- [Task details] From the entries that follow, gather each line holding the word "auswählen".

# # # # #

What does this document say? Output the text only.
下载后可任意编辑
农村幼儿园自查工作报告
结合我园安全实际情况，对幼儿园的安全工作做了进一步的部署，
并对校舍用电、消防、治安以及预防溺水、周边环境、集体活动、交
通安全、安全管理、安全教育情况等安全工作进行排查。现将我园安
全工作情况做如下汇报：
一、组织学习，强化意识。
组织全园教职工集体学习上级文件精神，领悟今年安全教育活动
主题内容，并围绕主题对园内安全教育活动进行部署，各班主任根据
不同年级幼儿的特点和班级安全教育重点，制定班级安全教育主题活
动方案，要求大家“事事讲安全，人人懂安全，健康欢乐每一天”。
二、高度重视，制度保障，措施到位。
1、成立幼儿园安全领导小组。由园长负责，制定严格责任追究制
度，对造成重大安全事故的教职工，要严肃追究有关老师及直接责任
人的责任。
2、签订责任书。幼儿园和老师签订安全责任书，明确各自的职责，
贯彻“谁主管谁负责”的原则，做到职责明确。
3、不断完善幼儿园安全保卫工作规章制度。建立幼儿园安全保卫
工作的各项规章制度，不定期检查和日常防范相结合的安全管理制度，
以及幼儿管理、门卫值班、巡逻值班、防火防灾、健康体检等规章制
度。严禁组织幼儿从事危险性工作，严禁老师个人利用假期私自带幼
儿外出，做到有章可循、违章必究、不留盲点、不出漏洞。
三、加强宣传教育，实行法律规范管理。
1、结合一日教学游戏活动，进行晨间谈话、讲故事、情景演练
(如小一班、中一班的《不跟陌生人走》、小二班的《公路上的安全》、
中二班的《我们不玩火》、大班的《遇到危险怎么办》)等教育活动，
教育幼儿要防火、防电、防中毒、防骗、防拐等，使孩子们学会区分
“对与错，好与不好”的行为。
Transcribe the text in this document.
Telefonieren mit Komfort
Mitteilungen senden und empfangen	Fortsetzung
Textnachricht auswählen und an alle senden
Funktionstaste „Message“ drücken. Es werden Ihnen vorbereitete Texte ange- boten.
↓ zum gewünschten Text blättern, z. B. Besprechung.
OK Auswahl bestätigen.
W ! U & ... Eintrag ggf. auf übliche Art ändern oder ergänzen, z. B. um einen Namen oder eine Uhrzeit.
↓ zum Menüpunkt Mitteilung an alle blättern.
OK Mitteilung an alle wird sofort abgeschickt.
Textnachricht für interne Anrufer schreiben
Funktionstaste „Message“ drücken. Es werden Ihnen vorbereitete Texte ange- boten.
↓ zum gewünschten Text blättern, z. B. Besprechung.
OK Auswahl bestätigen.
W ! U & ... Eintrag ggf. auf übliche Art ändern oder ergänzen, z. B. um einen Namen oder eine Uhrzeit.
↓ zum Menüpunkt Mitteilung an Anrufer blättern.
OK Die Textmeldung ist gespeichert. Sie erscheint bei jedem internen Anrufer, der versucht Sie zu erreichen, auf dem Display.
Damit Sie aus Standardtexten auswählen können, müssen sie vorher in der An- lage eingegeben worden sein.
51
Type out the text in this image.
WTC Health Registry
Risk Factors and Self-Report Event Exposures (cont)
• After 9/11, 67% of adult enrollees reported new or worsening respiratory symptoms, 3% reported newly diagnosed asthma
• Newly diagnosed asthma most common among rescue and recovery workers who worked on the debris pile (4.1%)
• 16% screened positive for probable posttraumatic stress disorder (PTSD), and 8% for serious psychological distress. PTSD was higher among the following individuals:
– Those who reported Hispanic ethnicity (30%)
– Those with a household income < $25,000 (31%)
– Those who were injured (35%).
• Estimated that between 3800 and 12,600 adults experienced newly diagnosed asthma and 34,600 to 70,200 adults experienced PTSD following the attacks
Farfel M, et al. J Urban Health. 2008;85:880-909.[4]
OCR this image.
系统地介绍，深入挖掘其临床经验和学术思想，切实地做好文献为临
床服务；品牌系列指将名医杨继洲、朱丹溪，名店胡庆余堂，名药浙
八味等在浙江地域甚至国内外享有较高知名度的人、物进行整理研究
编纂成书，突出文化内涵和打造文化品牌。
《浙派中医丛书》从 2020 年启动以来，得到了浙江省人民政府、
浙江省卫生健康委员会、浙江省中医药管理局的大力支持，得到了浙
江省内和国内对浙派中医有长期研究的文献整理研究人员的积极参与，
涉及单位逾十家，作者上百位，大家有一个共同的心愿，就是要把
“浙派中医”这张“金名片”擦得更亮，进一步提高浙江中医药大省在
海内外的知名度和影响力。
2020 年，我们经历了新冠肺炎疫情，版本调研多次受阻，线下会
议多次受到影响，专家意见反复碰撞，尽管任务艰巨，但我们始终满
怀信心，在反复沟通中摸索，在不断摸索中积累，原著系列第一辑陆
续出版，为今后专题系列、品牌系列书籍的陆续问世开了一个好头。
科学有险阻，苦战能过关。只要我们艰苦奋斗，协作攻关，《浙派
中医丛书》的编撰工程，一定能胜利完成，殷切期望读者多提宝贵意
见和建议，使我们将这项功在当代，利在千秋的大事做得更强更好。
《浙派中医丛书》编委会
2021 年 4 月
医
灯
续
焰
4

# # # # #

- [Correct result]
Textnachricht auswählen und an alle senden
Damit Sie aus Standardtexten auswählen können, müssen sie vorher in der An- lage eingegeben worden sein.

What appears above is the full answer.